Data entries

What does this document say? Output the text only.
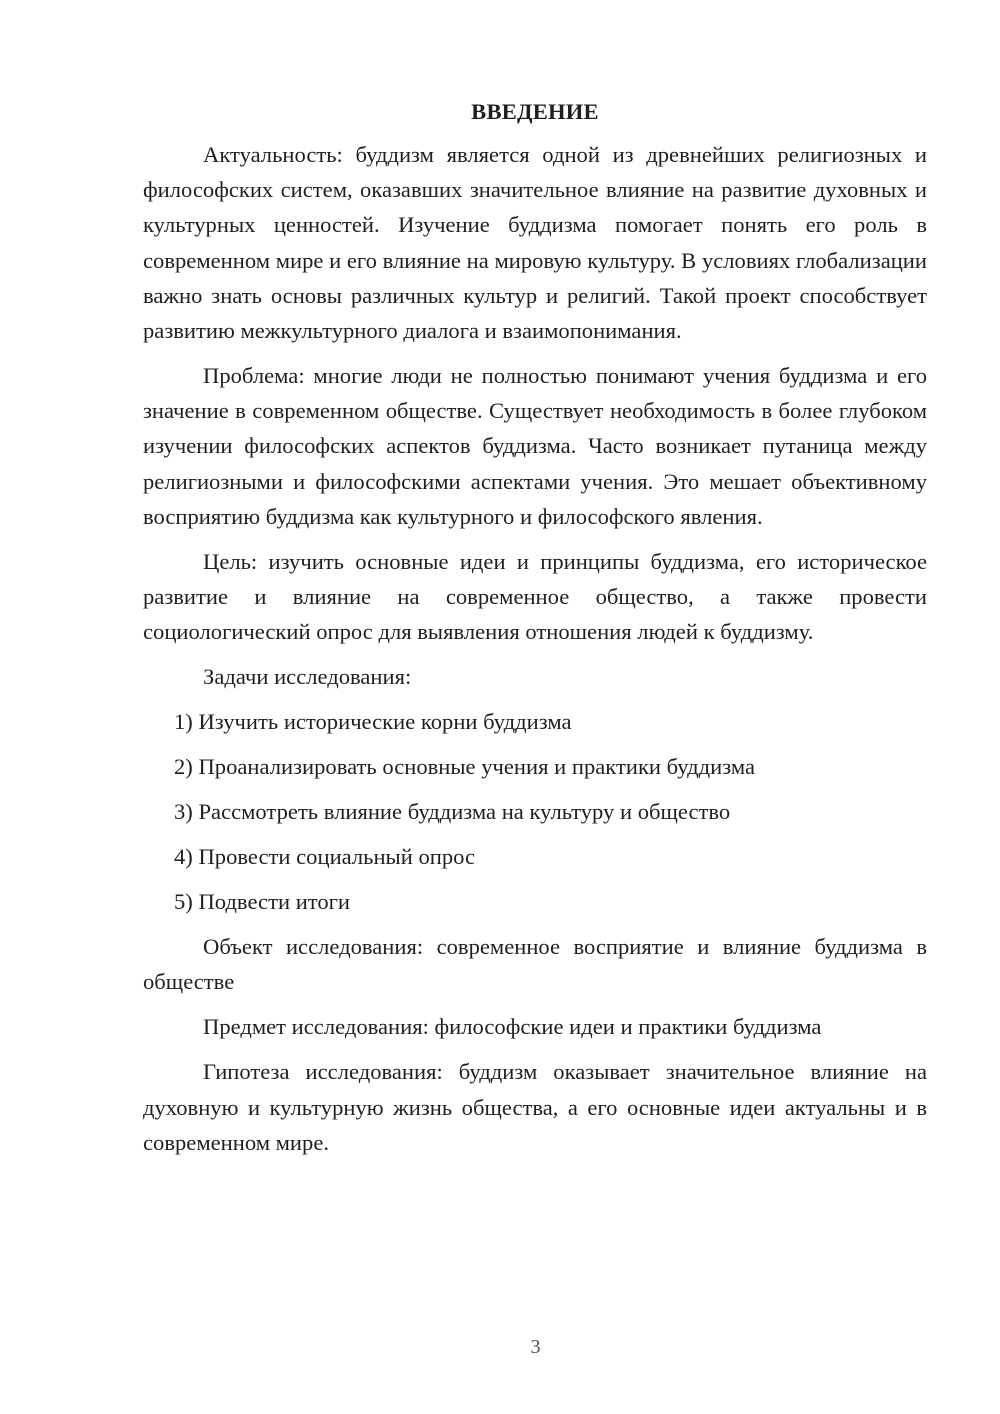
ВВЕДЕНИЕ

Актуальность: буддизм является одной из древнейших религиозных и философских систем, оказавших значительное влияние на развитие духовных и культурных ценностей. Изучение буддизма помогает понять его роль в современном мире и его влияние на мировую культуру. В условиях глобализации важно знать основы различных культур и религий. Такой проект способствует развитию межкультурного диалога и взаимопонимания.

Проблема: многие люди не полностью понимают учения буддизма и его значение в современном обществе. Существует необходимость в более глубоком изучении философских аспектов буддизма. Часто возникает путаница между религиозными и философскими аспектами учения. Это мешает объективному восприятию буддизма как культурного и философского явления.

Цель: изучить основные идеи и принципы буддизма, его историческое развитие и влияние на современное общество, а также провести социологический опрос для выявления отношения людей к буддизму.

Задачи исследования:

1) Изучить исторические корни буддизма
2) Проанализировать основные учения и практики буддизма
3) Рассмотреть влияние буддизма на культуру и общество
4) Провести социальный опрос
5) Подвести итоги

Объект исследования: современное восприятие и влияние буддизма в обществе

Предмет исследования: философские идеи и практики буддизма

Гипотеза исследования: буддизм оказывает значительное влияние на духовную и культурную жизнь общества, а его основные идеи актуальны и в современном мире.

3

YOUR INSTRUCTIONS
Return every line of the preceding records in which the word "общество" appears.

OUTPUT OF THE EXERCISE
Цель: изучить основные идеи и принципы буддизма, его историческое развитие и влияние на современное общество, а также провести социологический опрос для выявления отношения людей к буддизму.
3) Рассмотреть влияние буддизма на культуру и общество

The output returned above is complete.